Written exercise:
The listing below is the input. Say how many of its lines contain "wire", giving the number alone.
* START Task input *
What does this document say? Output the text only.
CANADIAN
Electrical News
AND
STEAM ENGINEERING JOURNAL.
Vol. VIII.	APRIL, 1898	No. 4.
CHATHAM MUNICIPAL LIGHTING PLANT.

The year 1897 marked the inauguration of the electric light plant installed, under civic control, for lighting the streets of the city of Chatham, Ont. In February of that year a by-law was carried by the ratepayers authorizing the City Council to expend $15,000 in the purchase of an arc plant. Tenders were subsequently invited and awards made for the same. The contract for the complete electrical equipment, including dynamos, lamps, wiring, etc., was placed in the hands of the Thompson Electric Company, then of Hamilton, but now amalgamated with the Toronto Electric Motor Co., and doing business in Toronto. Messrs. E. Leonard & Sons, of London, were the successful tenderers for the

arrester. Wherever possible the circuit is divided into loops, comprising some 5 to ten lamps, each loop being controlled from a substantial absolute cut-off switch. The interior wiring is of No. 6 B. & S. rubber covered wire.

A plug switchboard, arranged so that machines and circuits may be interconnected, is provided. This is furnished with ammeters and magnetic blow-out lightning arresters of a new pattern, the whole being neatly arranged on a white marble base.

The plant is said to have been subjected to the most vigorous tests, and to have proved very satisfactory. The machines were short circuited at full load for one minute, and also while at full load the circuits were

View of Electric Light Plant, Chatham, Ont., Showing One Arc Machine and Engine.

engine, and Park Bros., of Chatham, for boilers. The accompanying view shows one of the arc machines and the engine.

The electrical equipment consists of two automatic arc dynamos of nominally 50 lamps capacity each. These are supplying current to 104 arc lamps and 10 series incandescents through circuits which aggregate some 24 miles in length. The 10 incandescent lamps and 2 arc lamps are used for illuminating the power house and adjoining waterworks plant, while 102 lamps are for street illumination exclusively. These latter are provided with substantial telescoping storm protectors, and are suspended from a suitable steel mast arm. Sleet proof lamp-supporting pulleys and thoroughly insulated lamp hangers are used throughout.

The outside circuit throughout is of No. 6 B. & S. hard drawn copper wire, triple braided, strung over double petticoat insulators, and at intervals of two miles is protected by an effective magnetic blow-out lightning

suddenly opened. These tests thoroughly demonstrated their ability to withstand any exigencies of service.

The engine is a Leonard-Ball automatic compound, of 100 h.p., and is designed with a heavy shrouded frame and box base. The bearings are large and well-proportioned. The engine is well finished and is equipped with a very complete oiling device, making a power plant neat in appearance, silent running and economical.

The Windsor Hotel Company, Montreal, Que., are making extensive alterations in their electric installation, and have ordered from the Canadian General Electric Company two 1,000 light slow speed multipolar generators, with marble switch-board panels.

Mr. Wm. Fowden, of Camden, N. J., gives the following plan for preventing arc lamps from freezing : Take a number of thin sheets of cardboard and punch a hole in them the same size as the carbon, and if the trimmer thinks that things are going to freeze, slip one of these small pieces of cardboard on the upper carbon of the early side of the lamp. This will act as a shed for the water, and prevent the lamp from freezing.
* END Task input *
Written response:
2